▶ **MATERIAL**

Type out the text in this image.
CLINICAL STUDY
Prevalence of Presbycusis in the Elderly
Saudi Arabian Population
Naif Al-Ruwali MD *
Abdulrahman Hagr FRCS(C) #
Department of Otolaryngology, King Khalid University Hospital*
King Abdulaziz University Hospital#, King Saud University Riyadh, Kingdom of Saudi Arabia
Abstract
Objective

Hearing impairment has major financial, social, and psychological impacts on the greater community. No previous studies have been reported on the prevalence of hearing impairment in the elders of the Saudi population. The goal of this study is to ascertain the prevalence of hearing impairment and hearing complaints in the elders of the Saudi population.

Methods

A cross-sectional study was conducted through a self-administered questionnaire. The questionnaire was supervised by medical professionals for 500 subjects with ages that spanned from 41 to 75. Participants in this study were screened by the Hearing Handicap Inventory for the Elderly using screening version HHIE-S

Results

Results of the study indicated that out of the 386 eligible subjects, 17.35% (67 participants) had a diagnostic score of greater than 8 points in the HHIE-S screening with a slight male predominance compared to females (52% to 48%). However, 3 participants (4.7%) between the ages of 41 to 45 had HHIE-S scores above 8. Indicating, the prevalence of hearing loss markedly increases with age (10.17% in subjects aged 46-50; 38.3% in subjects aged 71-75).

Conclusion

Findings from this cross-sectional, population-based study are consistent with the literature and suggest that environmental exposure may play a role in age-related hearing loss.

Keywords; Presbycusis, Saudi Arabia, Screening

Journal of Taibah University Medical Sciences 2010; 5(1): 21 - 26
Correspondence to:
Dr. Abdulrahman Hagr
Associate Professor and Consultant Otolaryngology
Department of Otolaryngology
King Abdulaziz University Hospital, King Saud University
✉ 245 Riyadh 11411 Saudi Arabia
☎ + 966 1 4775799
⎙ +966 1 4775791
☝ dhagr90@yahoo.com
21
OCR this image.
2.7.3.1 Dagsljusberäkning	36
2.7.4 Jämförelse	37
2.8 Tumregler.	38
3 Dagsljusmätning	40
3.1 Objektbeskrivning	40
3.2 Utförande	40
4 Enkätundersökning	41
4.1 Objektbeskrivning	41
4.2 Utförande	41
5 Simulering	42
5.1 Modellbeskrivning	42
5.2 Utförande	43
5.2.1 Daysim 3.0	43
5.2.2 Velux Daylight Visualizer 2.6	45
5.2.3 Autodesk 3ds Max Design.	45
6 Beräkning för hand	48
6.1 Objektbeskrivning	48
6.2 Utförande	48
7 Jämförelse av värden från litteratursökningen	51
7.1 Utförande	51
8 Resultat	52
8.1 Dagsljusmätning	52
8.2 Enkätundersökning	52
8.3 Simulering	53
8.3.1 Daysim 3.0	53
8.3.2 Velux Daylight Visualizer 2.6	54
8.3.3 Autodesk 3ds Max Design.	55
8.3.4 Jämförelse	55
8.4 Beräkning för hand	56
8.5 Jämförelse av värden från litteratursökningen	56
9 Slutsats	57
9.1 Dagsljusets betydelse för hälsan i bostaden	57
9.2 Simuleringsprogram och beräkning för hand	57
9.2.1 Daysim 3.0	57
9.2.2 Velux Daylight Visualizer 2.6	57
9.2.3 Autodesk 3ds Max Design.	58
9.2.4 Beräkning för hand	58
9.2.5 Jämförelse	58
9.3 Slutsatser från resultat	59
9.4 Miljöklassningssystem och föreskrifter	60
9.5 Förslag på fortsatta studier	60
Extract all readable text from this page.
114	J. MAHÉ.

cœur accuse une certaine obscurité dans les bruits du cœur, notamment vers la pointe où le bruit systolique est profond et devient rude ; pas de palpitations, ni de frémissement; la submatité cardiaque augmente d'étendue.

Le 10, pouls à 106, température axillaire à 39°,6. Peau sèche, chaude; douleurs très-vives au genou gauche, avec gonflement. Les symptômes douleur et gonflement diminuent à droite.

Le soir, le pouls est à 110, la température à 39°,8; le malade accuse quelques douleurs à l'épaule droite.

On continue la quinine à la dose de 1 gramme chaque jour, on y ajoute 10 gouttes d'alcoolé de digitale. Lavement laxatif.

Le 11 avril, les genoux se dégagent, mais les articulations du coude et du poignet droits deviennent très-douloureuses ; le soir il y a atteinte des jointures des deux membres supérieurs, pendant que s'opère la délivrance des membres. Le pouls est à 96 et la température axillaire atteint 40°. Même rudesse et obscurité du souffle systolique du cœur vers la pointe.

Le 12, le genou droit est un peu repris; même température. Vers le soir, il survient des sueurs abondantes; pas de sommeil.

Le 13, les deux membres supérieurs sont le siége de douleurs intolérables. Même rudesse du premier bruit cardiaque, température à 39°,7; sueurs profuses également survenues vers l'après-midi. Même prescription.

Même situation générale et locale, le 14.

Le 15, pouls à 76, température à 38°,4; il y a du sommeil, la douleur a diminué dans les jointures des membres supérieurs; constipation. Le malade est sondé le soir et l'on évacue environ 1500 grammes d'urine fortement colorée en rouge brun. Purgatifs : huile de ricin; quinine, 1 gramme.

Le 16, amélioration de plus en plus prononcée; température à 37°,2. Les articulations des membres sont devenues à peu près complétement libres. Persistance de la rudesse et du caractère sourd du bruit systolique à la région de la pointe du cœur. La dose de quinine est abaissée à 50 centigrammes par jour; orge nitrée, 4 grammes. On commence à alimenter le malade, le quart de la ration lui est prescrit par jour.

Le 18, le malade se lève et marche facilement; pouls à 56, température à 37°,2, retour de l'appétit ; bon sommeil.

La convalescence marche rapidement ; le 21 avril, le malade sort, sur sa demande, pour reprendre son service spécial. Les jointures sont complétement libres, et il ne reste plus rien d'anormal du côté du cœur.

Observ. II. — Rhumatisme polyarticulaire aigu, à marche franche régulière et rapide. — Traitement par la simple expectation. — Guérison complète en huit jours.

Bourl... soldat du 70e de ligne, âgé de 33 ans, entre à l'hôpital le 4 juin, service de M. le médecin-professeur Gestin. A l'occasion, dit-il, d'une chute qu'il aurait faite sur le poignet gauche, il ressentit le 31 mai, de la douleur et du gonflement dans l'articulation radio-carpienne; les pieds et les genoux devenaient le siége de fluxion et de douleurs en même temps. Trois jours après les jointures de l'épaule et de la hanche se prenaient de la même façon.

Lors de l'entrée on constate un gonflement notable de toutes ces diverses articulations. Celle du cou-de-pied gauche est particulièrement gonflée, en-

▶ **WORK TO DO**
Transcribe all of the material exactly. Omit nothing.

▶ **ANSWER FOR THE TASK**
Type out the text in this image.
CLINICAL STUDY
Prevalence of Presbycusis in the Elderly
Saudi Arabian Population
Naif Al-Ruwali MD *
Abdulrahman Hagr FRCS(C) #
Department of Otolaryngology, King Khalid University Hospital*
King Abdulaziz University Hospital#, King Saud University Riyadh, Kingdom of Saudi Arabia
Abstract
Objective

Hearing impairment has major financial, social, and psychological impacts on the greater community. No previous studies have been reported on the prevalence of hearing impairment in the elders of the Saudi population. The goal of this study is to ascertain the prevalence of hearing impairment and hearing complaints in the elders of the Saudi population.

Methods

A cross-sectional study was conducted through a self-administered questionnaire. The questionnaire was supervised by medical professionals for 500 subjects with ages that spanned from 41 to 75. Participants in this study were screened by the Hearing Handicap Inventory for the Elderly using screening version HHIE-S

Results

Results of the study indicated that out of the 386 eligible subjects, 17.35% (67 participants) had a diagnostic score of greater than 8 points in the HHIE-S screening with a slight male predominance compared to females (52% to 48%). However, 3 participants (4.7%) between the ages of 41 to 45 had HHIE-S scores above 8. Indicating, the prevalence of hearing loss markedly increases with age (10.17% in subjects aged 46-50; 38.3% in subjects aged 71-75).

Conclusion

Findings from this cross-sectional, population-based study are consistent with the literature and suggest that environmental exposure may play a role in age-related hearing loss.

Keywords; Presbycusis, Saudi Arabia, Screening

Journal of Taibah University Medical Sciences 2010; 5(1): 21 - 26
Correspondence to:
Dr. Abdulrahman Hagr
Associate Professor and Consultant Otolaryngology
Department of Otolaryngology
King Abdulaziz University Hospital, King Saud University
✉ 245 Riyadh 11411 Saudi Arabia
☎ + 966 1 4775799
⎙ +966 1 4775791
☝ dhagr90@yahoo.com
21
OCR this image.
2.7.3.1 Dagsljusberäkning	36
2.7.4 Jämförelse	37
2.8 Tumregler.	38
3 Dagsljusmätning	40
3.1 Objektbeskrivning	40
3.2 Utförande	40
4 Enkätundersökning	41
4.1 Objektbeskrivning	41
4.2 Utförande	41
5 Simulering	42
5.1 Modellbeskrivning	42
5.2 Utförande	43
5.2.1 Daysim 3.0	43
5.2.2 Velux Daylight Visualizer 2.6	45
5.2.3 Autodesk 3ds Max Design.	45
6 Beräkning för hand	48
6.1 Objektbeskrivning	48
6.2 Utförande	48
7 Jämförelse av värden från litteratursökningen	51
7.1 Utförande	51
8 Resultat	52
8.1 Dagsljusmätning	52
8.2 Enkätundersökning	52
8.3 Simulering	53
8.3.1 Daysim 3.0	53
8.3.2 Velux Daylight Visualizer 2.6	54
8.3.3 Autodesk 3ds Max Design.	55
8.3.4 Jämförelse	55
8.4 Beräkning för hand	56
8.5 Jämförelse av värden från litteratursökningen	56
9 Slutsats	57
9.1 Dagsljusets betydelse för hälsan i bostaden	57
9.2 Simuleringsprogram och beräkning för hand	57
9.2.1 Daysim 3.0	57
9.2.2 Velux Daylight Visualizer 2.6	57
9.2.3 Autodesk 3ds Max Design.	58
9.2.4 Beräkning för hand	58
9.2.5 Jämförelse	58
9.3 Slutsatser från resultat	59
9.4 Miljöklassningssystem och föreskrifter	60
9.5 Förslag på fortsatta studier	60
Extract all readable text from this page.
114	J. MAHÉ.

cœur accuse une certaine obscurité dans les bruits du cœur, notamment vers la pointe où le bruit systolique est profond et devient rude ; pas de palpitations, ni de frémissement; la submatité cardiaque augmente d'étendue.

Le 10, pouls à 106, température axillaire à 39°,6. Peau sèche, chaude; douleurs très-vives au genou gauche, avec gonflement. Les symptômes douleur et gonflement diminuent à droite.

Le soir, le pouls est à 110, la température à 39°,8; le malade accuse quelques douleurs à l'épaule droite.

On continue la quinine à la dose de 1 gramme chaque jour, on y ajoute 10 gouttes d'alcoolé de digitale. Lavement laxatif.

Le 11 avril, les genoux se dégagent, mais les articulations du coude et du poignet droits deviennent très-douloureuses ; le soir il y a atteinte des jointures des deux membres supérieurs, pendant que s'opère la délivrance des membres. Le pouls est à 96 et la température axillaire atteint 40°. Même rudesse et obscurité du souffle systolique du cœur vers la pointe.

Le 12, le genou droit est un peu repris; même température. Vers le soir, il survient des sueurs abondantes; pas de sommeil.

Le 13, les deux membres supérieurs sont le siége de douleurs intolérables. Même rudesse du premier bruit cardiaque, température à 39°,7; sueurs profuses également survenues vers l'après-midi. Même prescription.

Même situation générale et locale, le 14.

Le 15, pouls à 76, température à 38°,4; il y a du sommeil, la douleur a diminué dans les jointures des membres supérieurs; constipation. Le malade est sondé le soir et l'on évacue environ 1500 grammes d'urine fortement colorée en rouge brun. Purgatifs : huile de ricin; quinine, 1 gramme.

Le 16, amélioration de plus en plus prononcée; température à 37°,2. Les articulations des membres sont devenues à peu près complétement libres. Persistance de la rudesse et du caractère sourd du bruit systolique à la région de la pointe du cœur. La dose de quinine est abaissée à 50 centigrammes par jour; orge nitrée, 4 grammes. On commence à alimenter le malade, le quart de la ration lui est prescrit par jour.

Le 18, le malade se lève et marche facilement; pouls à 56, température à 37°,2, retour de l'appétit ; bon sommeil.

La convalescence marche rapidement ; le 21 avril, le malade sort, sur sa demande, pour reprendre son service spécial. Les jointures sont complétement libres, et il ne reste plus rien d'anormal du côté du cœur.

Observ. II. — Rhumatisme polyarticulaire aigu, à marche franche régulière et rapide. — Traitement par la simple expectation. — Guérison complète en huit jours.

Bourl... soldat du 70e de ligne, âgé de 33 ans, entre à l'hôpital le 4 juin, service de M. le médecin-professeur Gestin. A l'occasion, dit-il, d'une chute qu'il aurait faite sur le poignet gauche, il ressentit le 31 mai, de la douleur et du gonflement dans l'articulation radio-carpienne; les pieds et les genoux devenaient le siége de fluxion et de douleurs en même temps. Trois jours après les jointures de l'épaule et de la hanche se prenaient de la même façon.

Lors de l'entrée on constate un gonflement notable de toutes ces diverses articulations. Celle du cou-de-pied gauche est particulièrement gonflée, en-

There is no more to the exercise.